* [What you have to do]:
Would you print all of the entries word for word?
(Records shown Opens)
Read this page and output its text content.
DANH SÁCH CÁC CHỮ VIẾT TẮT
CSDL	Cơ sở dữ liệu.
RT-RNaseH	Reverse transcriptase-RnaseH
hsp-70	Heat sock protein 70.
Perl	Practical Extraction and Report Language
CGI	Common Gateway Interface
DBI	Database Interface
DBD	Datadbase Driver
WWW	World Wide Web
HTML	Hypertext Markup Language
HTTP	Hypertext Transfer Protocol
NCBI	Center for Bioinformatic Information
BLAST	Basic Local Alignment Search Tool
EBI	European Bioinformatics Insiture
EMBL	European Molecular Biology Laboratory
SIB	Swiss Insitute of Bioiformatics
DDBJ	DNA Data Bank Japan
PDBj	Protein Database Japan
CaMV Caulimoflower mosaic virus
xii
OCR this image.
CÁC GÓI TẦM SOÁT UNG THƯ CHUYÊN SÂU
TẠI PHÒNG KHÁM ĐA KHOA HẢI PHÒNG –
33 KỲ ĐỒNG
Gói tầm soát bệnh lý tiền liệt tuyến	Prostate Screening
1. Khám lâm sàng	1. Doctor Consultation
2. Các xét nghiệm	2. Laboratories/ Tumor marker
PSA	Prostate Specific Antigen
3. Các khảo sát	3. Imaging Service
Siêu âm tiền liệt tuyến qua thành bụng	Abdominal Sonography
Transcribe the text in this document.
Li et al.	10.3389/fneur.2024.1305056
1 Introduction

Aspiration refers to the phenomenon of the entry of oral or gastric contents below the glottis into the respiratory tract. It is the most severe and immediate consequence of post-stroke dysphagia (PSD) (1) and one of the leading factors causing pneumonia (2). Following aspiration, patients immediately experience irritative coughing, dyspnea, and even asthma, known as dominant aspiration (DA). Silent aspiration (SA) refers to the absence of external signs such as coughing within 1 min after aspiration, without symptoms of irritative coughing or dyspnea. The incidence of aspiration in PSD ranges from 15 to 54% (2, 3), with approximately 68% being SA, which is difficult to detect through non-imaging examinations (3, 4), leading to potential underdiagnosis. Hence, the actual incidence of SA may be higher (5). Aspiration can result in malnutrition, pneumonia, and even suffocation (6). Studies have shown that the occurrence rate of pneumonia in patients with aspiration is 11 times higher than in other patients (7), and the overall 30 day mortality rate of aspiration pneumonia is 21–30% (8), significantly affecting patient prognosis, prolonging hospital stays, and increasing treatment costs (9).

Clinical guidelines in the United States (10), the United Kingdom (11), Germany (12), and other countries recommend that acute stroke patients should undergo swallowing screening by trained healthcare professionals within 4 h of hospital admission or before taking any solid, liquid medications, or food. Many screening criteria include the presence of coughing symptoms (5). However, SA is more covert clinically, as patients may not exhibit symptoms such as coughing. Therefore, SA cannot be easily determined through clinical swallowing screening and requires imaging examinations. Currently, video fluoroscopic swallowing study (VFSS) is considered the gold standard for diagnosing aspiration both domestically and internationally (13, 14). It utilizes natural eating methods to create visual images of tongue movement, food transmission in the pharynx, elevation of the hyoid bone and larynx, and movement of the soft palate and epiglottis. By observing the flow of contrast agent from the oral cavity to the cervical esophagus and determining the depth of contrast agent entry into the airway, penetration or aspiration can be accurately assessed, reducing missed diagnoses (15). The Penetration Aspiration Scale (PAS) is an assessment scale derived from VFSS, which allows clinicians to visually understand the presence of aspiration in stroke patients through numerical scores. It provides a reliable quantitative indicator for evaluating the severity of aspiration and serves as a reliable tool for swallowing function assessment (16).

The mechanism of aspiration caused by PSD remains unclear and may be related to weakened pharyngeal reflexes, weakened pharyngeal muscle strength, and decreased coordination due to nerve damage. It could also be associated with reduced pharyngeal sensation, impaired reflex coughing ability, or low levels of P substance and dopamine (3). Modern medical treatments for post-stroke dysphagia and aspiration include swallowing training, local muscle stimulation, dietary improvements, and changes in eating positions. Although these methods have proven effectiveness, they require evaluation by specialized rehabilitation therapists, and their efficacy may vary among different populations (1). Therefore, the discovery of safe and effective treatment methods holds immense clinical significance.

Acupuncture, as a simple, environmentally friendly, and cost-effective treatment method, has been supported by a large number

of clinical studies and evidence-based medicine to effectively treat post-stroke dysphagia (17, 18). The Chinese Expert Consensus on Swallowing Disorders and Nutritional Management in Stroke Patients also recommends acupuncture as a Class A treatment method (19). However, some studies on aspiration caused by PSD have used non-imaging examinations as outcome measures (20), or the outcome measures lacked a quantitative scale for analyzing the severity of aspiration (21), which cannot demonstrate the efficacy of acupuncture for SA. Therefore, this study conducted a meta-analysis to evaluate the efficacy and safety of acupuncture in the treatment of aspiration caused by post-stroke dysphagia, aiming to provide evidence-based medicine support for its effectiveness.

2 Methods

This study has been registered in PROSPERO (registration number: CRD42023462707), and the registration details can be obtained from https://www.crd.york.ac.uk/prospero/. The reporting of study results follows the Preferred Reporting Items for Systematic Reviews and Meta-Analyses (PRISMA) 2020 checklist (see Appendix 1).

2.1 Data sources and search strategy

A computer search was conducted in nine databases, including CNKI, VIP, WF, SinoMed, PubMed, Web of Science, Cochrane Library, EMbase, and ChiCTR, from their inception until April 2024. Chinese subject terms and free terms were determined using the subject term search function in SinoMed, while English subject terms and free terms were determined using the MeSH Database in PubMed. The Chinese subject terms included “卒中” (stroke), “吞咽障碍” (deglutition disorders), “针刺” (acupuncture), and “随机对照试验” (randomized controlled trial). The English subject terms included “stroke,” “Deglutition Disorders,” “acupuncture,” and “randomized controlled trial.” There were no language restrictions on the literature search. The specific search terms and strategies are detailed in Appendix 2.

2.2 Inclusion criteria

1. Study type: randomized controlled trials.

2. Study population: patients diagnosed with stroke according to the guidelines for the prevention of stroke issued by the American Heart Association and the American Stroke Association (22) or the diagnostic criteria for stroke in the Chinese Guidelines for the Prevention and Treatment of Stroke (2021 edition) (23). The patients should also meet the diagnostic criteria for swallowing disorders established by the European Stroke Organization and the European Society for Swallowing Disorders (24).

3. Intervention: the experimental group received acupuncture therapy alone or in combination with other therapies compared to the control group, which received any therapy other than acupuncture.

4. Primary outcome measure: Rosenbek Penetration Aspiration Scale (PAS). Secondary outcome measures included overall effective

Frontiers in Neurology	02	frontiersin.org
(Records shown Closes)
* [Response to the exercise]:
Read this page and output its text content.
DANH SÁCH CÁC CHỮ VIẾT TẮT
CSDL	Cơ sở dữ liệu.
RT-RNaseH	Reverse transcriptase-RnaseH
hsp-70	Heat sock protein 70.
Perl	Practical Extraction and Report Language
CGI	Common Gateway Interface
DBI	Database Interface
DBD	Datadbase Driver
WWW	World Wide Web
HTML	Hypertext Markup Language
HTTP	Hypertext Transfer Protocol
NCBI	Center for Bioinformatic Information
BLAST	Basic Local Alignment Search Tool
EBI	European Bioinformatics Insiture
EMBL	European Molecular Biology Laboratory
SIB	Swiss Insitute of Bioiformatics
DDBJ	DNA Data Bank Japan
PDBj	Protein Database Japan
CaMV Caulimoflower mosaic virus
xii
OCR this image.
CÁC GÓI TẦM SOÁT UNG THƯ CHUYÊN SÂU
TẠI PHÒNG KHÁM ĐA KHOA HẢI PHÒNG –
33 KỲ ĐỒNG
Gói tầm soát bệnh lý tiền liệt tuyến	Prostate Screening
1. Khám lâm sàng	1. Doctor Consultation
2. Các xét nghiệm	2. Laboratories/ Tumor marker
PSA	Prostate Specific Antigen
3. Các khảo sát	3. Imaging Service
Siêu âm tiền liệt tuyến qua thành bụng	Abdominal Sonography
Transcribe the text in this document.
Li et al.	10.3389/fneur.2024.1305056
1 Introduction

Aspiration refers to the phenomenon of the entry of oral or gastric contents below the glottis into the respiratory tract. It is the most severe and immediate consequence of post-stroke dysphagia (PSD) (1) and one of the leading factors causing pneumonia (2). Following aspiration, patients immediately experience irritative coughing, dyspnea, and even asthma, known as dominant aspiration (DA). Silent aspiration (SA) refers to the absence of external signs such as coughing within 1 min after aspiration, without symptoms of irritative coughing or dyspnea. The incidence of aspiration in PSD ranges from 15 to 54% (2, 3), with approximately 68% being SA, which is difficult to detect through non-imaging examinations (3, 4), leading to potential underdiagnosis. Hence, the actual incidence of SA may be higher (5). Aspiration can result in malnutrition, pneumonia, and even suffocation (6). Studies have shown that the occurrence rate of pneumonia in patients with aspiration is 11 times higher than in other patients (7), and the overall 30 day mortality rate of aspiration pneumonia is 21–30% (8), significantly affecting patient prognosis, prolonging hospital stays, and increasing treatment costs (9).

Clinical guidelines in the United States (10), the United Kingdom (11), Germany (12), and other countries recommend that acute stroke patients should undergo swallowing screening by trained healthcare professionals within 4 h of hospital admission or before taking any solid, liquid medications, or food. Many screening criteria include the presence of coughing symptoms (5). However, SA is more covert clinically, as patients may not exhibit symptoms such as coughing. Therefore, SA cannot be easily determined through clinical swallowing screening and requires imaging examinations. Currently, video fluoroscopic swallowing study (VFSS) is considered the gold standard for diagnosing aspiration both domestically and internationally (13, 14). It utilizes natural eating methods to create visual images of tongue movement, food transmission in the pharynx, elevation of the hyoid bone and larynx, and movement of the soft palate and epiglottis. By observing the flow of contrast agent from the oral cavity to the cervical esophagus and determining the depth of contrast agent entry into the airway, penetration or aspiration can be accurately assessed, reducing missed diagnoses (15). The Penetration Aspiration Scale (PAS) is an assessment scale derived from VFSS, which allows clinicians to visually understand the presence of aspiration in stroke patients through numerical scores. It provides a reliable quantitative indicator for evaluating the severity of aspiration and serves as a reliable tool for swallowing function assessment (16).

The mechanism of aspiration caused by PSD remains unclear and may be related to weakened pharyngeal reflexes, weakened pharyngeal muscle strength, and decreased coordination due to nerve damage. It could also be associated with reduced pharyngeal sensation, impaired reflex coughing ability, or low levels of P substance and dopamine (3). Modern medical treatments for post-stroke dysphagia and aspiration include swallowing training, local muscle stimulation, dietary improvements, and changes in eating positions. Although these methods have proven effectiveness, they require evaluation by specialized rehabilitation therapists, and their efficacy may vary among different populations (1). Therefore, the discovery of safe and effective treatment methods holds immense clinical significance.

Acupuncture, as a simple, environmentally friendly, and cost-effective treatment method, has been supported by a large number

of clinical studies and evidence-based medicine to effectively treat post-stroke dysphagia (17, 18). The Chinese Expert Consensus on Swallowing Disorders and Nutritional Management in Stroke Patients also recommends acupuncture as a Class A treatment method (19). However, some studies on aspiration caused by PSD have used non-imaging examinations as outcome measures (20), or the outcome measures lacked a quantitative scale for analyzing the severity of aspiration (21), which cannot demonstrate the efficacy of acupuncture for SA. Therefore, this study conducted a meta-analysis to evaluate the efficacy and safety of acupuncture in the treatment of aspiration caused by post-stroke dysphagia, aiming to provide evidence-based medicine support for its effectiveness.

2 Methods

This study has been registered in PROSPERO (registration number: CRD42023462707), and the registration details can be obtained from https://www.crd.york.ac.uk/prospero/. The reporting of study results follows the Preferred Reporting Items for Systematic Reviews and Meta-Analyses (PRISMA) 2020 checklist (see Appendix 1).

2.1 Data sources and search strategy

A computer search was conducted in nine databases, including CNKI, VIP, WF, SinoMed, PubMed, Web of Science, Cochrane Library, EMbase, and ChiCTR, from their inception until April 2024. Chinese subject terms and free terms were determined using the subject term search function in SinoMed, while English subject terms and free terms were determined using the MeSH Database in PubMed. The Chinese subject terms included “卒中” (stroke), “吞咽障碍” (deglutition disorders), “针刺” (acupuncture), and “随机对照试验” (randomized controlled trial). The English subject terms included “stroke,” “Deglutition Disorders,” “acupuncture,” and “randomized controlled trial.” There were no language restrictions on the literature search. The specific search terms and strategies are detailed in Appendix 2.

2.2 Inclusion criteria

1. Study type: randomized controlled trials.

2. Study population: patients diagnosed with stroke according to the guidelines for the prevention of stroke issued by the American Heart Association and the American Stroke Association (22) or the diagnostic criteria for stroke in the Chinese Guidelines for the Prevention and Treatment of Stroke (2021 edition) (23). The patients should also meet the diagnostic criteria for swallowing disorders established by the European Stroke Organization and the European Society for Swallowing Disorders (24).

3. Intervention: the experimental group received acupuncture therapy alone or in combination with other therapies compared to the control group, which received any therapy other than acupuncture.

4. Primary outcome measure: Rosenbek Penetration Aspiration Scale (PAS). Secondary outcome measures included overall effective

Frontiers in Neurology	02	frontiersin.org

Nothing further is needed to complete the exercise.